[Stored dataset items]
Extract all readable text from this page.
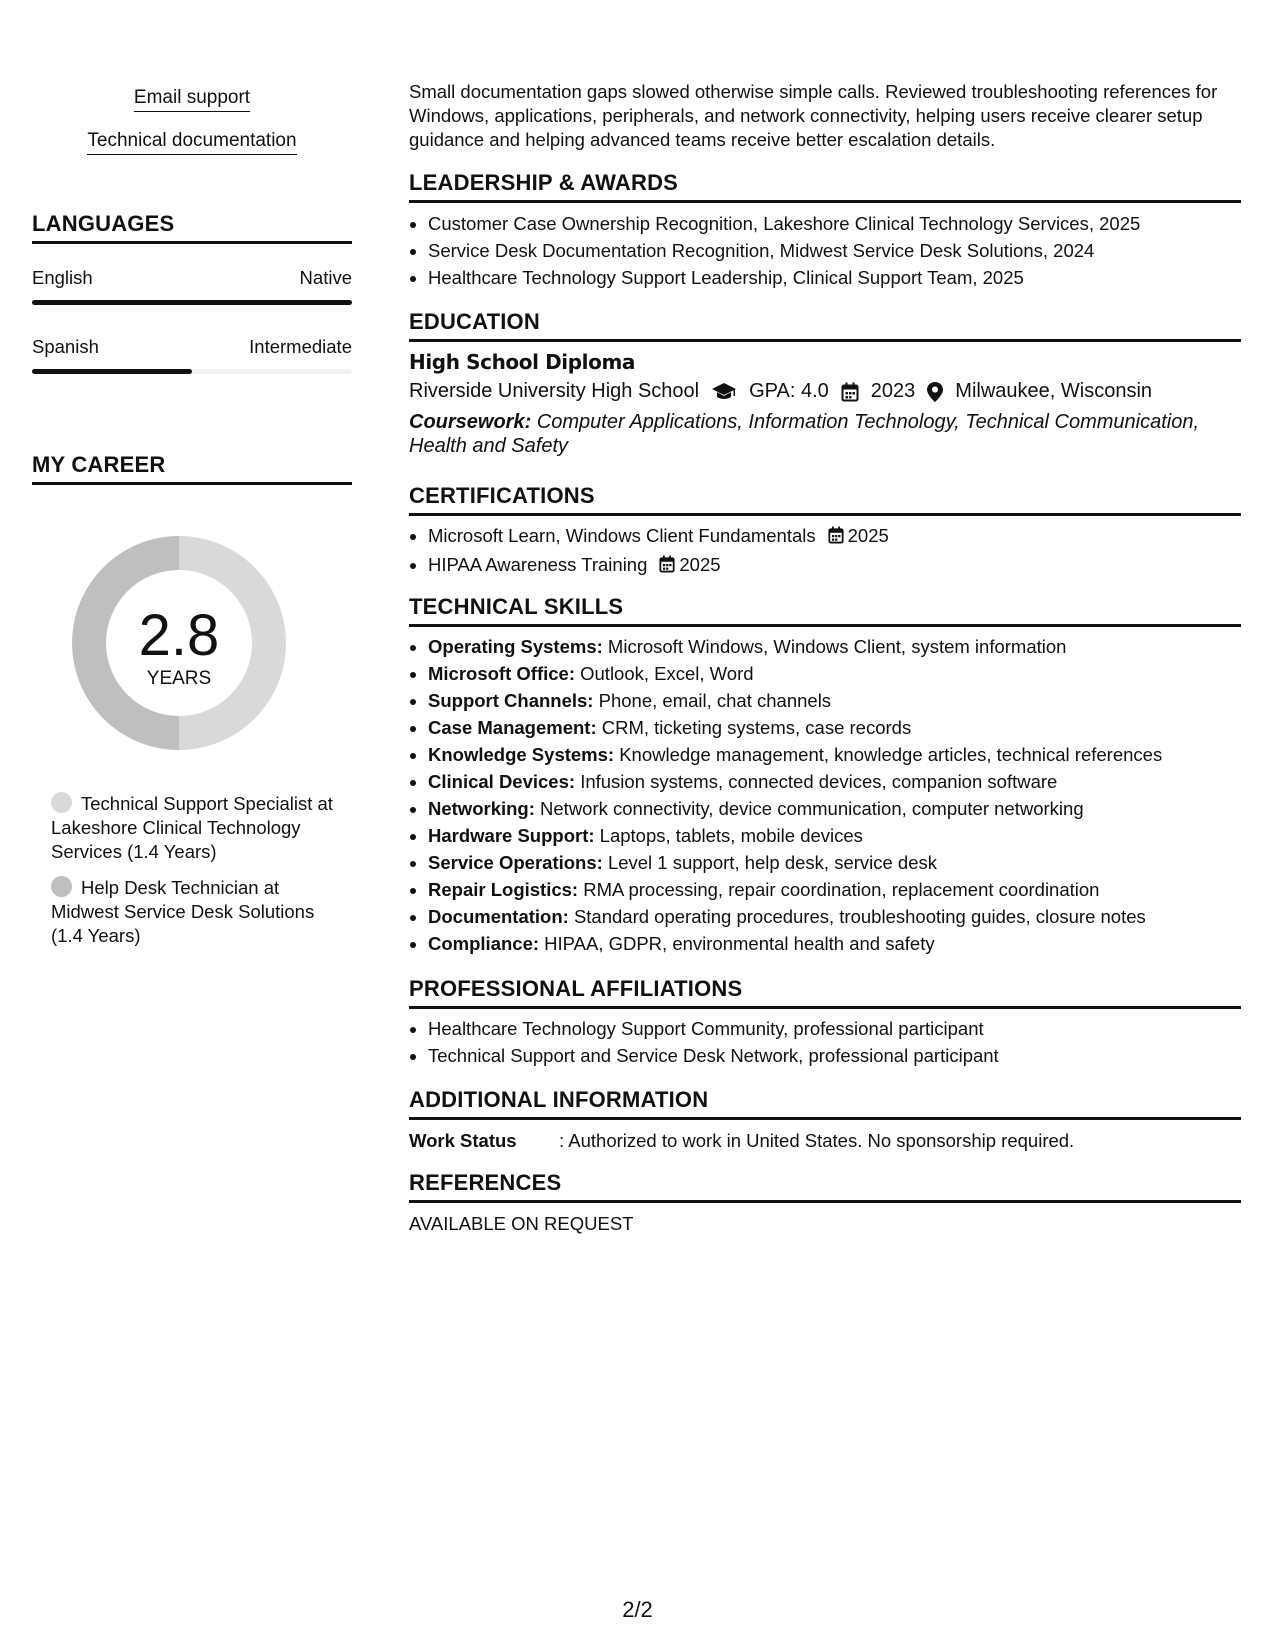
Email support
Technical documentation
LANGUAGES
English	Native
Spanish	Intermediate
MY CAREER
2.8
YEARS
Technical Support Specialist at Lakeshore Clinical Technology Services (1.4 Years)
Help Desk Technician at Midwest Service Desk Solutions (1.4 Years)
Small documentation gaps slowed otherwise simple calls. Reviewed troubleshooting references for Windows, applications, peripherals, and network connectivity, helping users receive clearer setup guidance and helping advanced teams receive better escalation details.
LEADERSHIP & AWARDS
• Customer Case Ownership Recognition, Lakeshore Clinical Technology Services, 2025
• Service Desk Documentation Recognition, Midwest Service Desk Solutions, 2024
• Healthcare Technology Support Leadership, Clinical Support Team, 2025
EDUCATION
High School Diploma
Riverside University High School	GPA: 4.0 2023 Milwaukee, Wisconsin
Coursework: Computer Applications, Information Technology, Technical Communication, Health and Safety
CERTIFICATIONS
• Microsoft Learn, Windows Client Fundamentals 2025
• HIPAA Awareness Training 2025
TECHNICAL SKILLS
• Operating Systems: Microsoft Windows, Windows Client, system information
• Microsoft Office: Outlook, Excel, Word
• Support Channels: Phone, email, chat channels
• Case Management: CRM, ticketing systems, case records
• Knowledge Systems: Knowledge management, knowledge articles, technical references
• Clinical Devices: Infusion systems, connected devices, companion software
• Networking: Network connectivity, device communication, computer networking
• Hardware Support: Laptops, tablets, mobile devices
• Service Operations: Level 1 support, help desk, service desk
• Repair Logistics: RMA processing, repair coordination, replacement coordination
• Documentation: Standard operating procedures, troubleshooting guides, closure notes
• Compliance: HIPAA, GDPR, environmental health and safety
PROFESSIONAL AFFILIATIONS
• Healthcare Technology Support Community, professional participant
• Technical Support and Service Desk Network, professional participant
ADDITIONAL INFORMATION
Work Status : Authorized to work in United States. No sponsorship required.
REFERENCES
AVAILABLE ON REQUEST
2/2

▶ [Stated goal]
Without the pictures, print the whole listing exactly as given.

▶ [Completed task]
Extract all readable text from this page.
Email support
Technical documentation
LANGUAGES
English	Native
Spanish	Intermediate
MY CAREER
2.8
YEARS
Technical Support Specialist at Lakeshore Clinical Technology Services (1.4 Years)
Help Desk Technician at Midwest Service Desk Solutions (1.4 Years)
Small documentation gaps slowed otherwise simple calls. Reviewed troubleshooting references for Windows, applications, peripherals, and network connectivity, helping users receive clearer setup guidance and helping advanced teams receive better escalation details.
LEADERSHIP & AWARDS
• Customer Case Ownership Recognition, Lakeshore Clinical Technology Services, 2025
• Service Desk Documentation Recognition, Midwest Service Desk Solutions, 2024
• Healthcare Technology Support Leadership, Clinical Support Team, 2025
EDUCATION
High School Diploma
Riverside University High School	GPA: 4.0 2023 Milwaukee, Wisconsin
Coursework: Computer Applications, Information Technology, Technical Communication, Health and Safety
CERTIFICATIONS
• Microsoft Learn, Windows Client Fundamentals 2025
• HIPAA Awareness Training 2025
TECHNICAL SKILLS
• Operating Systems: Microsoft Windows, Windows Client, system information
• Microsoft Office: Outlook, Excel, Word
• Support Channels: Phone, email, chat channels
• Case Management: CRM, ticketing systems, case records
• Knowledge Systems: Knowledge management, knowledge articles, technical references
• Clinical Devices: Infusion systems, connected devices, companion software
• Networking: Network connectivity, device communication, computer networking
• Hardware Support: Laptops, tablets, mobile devices
• Service Operations: Level 1 support, help desk, service desk
• Repair Logistics: RMA processing, repair coordination, replacement coordination
• Documentation: Standard operating procedures, troubleshooting guides, closure notes
• Compliance: HIPAA, GDPR, environmental health and safety
PROFESSIONAL AFFILIATIONS
• Healthcare Technology Support Community, professional participant
• Technical Support and Service Desk Network, professional participant
ADDITIONAL INFORMATION
Work Status : Authorized to work in United States. No sponsorship required.
REFERENCES
AVAILABLE ON REQUEST
2/2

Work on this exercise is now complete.